What to produce ::
Give the material again in full, matching it exactly.

Records for the exercise ::
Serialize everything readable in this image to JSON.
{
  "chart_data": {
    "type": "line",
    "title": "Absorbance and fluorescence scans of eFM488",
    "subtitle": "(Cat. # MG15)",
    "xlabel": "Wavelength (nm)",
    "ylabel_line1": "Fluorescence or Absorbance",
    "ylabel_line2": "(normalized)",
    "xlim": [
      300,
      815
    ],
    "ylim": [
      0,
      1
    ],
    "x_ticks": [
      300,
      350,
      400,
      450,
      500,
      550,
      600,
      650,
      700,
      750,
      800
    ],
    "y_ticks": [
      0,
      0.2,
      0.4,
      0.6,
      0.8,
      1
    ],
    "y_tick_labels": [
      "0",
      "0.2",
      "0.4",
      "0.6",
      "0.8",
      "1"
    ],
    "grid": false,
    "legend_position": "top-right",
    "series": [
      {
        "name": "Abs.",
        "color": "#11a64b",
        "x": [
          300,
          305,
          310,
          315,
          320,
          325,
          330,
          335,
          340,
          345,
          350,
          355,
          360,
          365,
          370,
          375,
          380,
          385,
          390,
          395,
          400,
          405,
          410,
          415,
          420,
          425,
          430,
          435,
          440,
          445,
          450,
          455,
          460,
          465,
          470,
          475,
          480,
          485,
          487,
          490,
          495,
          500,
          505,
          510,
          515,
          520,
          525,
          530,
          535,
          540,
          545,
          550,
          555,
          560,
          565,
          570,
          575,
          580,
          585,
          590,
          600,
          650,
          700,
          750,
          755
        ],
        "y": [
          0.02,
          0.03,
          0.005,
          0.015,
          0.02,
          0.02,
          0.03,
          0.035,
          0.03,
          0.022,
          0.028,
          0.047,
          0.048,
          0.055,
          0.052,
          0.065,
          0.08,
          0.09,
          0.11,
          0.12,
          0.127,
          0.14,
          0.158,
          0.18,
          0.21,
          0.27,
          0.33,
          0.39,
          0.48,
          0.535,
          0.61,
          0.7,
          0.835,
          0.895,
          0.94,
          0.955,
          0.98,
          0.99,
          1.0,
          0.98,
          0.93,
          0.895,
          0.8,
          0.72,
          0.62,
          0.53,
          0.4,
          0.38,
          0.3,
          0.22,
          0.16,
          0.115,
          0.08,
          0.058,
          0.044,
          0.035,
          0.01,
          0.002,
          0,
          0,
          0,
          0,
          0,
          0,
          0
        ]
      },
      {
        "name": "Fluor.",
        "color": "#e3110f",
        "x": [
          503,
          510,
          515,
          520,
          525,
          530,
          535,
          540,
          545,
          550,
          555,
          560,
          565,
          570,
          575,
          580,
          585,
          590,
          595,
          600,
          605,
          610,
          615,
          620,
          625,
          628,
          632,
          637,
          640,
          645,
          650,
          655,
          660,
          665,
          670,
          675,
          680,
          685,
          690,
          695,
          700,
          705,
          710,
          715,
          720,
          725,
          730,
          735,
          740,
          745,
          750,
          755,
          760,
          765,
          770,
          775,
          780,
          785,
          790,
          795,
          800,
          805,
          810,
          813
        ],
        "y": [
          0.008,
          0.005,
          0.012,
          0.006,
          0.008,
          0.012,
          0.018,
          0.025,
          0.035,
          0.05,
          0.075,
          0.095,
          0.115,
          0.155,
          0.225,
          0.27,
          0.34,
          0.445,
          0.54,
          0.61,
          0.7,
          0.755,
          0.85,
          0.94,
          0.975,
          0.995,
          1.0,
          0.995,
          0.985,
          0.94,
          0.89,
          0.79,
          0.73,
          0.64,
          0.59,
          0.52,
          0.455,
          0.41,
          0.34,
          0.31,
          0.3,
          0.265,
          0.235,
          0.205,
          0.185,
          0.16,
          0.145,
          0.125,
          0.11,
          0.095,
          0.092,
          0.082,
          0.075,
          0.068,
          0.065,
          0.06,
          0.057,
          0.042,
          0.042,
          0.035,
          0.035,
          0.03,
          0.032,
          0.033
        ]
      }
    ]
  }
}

Complete response ::
Serialize everything readable in this image to JSON.
{
  "chart_data": {
    "type": "line",
    "title": "Absorbance and fluorescence scans of eFM488",
    "subtitle": "(Cat. # MG15)",
    "xlabel": "Wavelength (nm)",
    "ylabel_line1": "Fluorescence or Absorbance",
    "ylabel_line2": "(normalized)",
    "xlim": [
      300,
      815
    ],
    "ylim": [
      0,
      1
    ],
    "x_ticks": [
      300,
      350,
      400,
      450,
      500,
      550,
      600,
      650,
      700,
      750,
      800
    ],
    "y_ticks": [
      0,
      0.2,
      0.4,
      0.6,
      0.8,
      1
    ],
    "y_tick_labels": [
      "0",
      "0.2",
      "0.4",
      "0.6",
      "0.8",
      "1"
    ],
    "grid": false,
    "legend_position": "top-right",
    "series": [
      {
        "name": "Abs.",
        "color": "#11a64b",
        "x": [
          300,
          305,
          310,
          315,
          320,
          325,
          330,
          335,
          340,
          345,
          350,
          355,
          360,
          365,
          370,
          375,
          380,
          385,
          390,
          395,
          400,
          405,
          410,
          415,
          420,
          425,
          430,
          435,
          440,
          445,
          450,
          455,
          460,
          465,
          470,
          475,
          480,
          485,
          487,
          490,
          495,
          500,
          505,
          510,
          515,
          520,
          525,
          530,
          535,
          540,
          545,
          550,
          555,
          560,
          565,
          570,
          575,
          580,
          585,
          590,
          600,
          650,
          700,
          750,
          755
        ],
        "y": [
          0.02,
          0.03,
          0.005,
          0.015,
          0.02,
          0.02,
          0.03,
          0.035,
          0.03,
          0.022,
          0.028,
          0.047,
          0.048,
          0.055,
          0.052,
          0.065,
          0.08,
          0.09,
          0.11,
          0.12,
          0.127,
          0.14,
          0.158,
          0.18,
          0.21,
          0.27,
          0.33,
          0.39,
          0.48,
          0.535,
          0.61,
          0.7,
          0.835,
          0.895,
          0.94,
          0.955,
          0.98,
          0.99,
          1.0,
          0.98,
          0.93,
          0.895,
          0.8,
          0.72,
          0.62,
          0.53,
          0.4,
          0.38,
          0.3,
          0.22,
          0.16,
          0.115,
          0.08,
          0.058,
          0.044,
          0.035,
          0.01,
          0.002,
          0,
          0,
          0,
          0,
          0,
          0,
          0
        ]
      },
      {
        "name": "Fluor.",
        "color": "#e3110f",
        "x": [
          503,
          510,
          515,
          520,
          525,
          530,
          535,
          540,
          545,
          550,
          555,
          560,
          565,
          570,
          575,
          580,
          585,
          590,
          595,
          600,
          605,
          610,
          615,
          620,
          625,
          628,
          632,
          637,
          640,
          645,
          650,
          655,
          660,
          665,
          670,
          675,
          680,
          685,
          690,
          695,
          700,
          705,
          710,
          715,
          720,
          725,
          730,
          735,
          740,
          745,
          750,
          755,
          760,
          765,
          770,
          775,
          780,
          785,
          790,
          795,
          800,
          805,
          810,
          813
        ],
        "y": [
          0.008,
          0.005,
          0.012,
          0.006,
          0.008,
          0.012,
          0.018,
          0.025,
          0.035,
          0.05,
          0.075,
          0.095,
          0.115,
          0.155,
          0.225,
          0.27,
          0.34,
          0.445,
          0.54,
          0.61,
          0.7,
          0.755,
          0.85,
          0.94,
          0.975,
          0.995,
          1.0,
          0.995,
          0.985,
          0.94,
          0.89,
          0.79,
          0.73,
          0.64,
          0.59,
          0.52,
          0.455,
          0.41,
          0.34,
          0.31,
          0.3,
          0.265,
          0.235,
          0.205,
          0.185,
          0.16,
          0.145,
          0.125,
          0.11,
          0.095,
          0.092,
          0.082,
          0.075,
          0.068,
          0.065,
          0.06,
          0.057,
          0.042,
          0.042,
          0.035,
          0.035,
          0.03,
          0.032,
          0.033
        ]
      }
    ]
  }
}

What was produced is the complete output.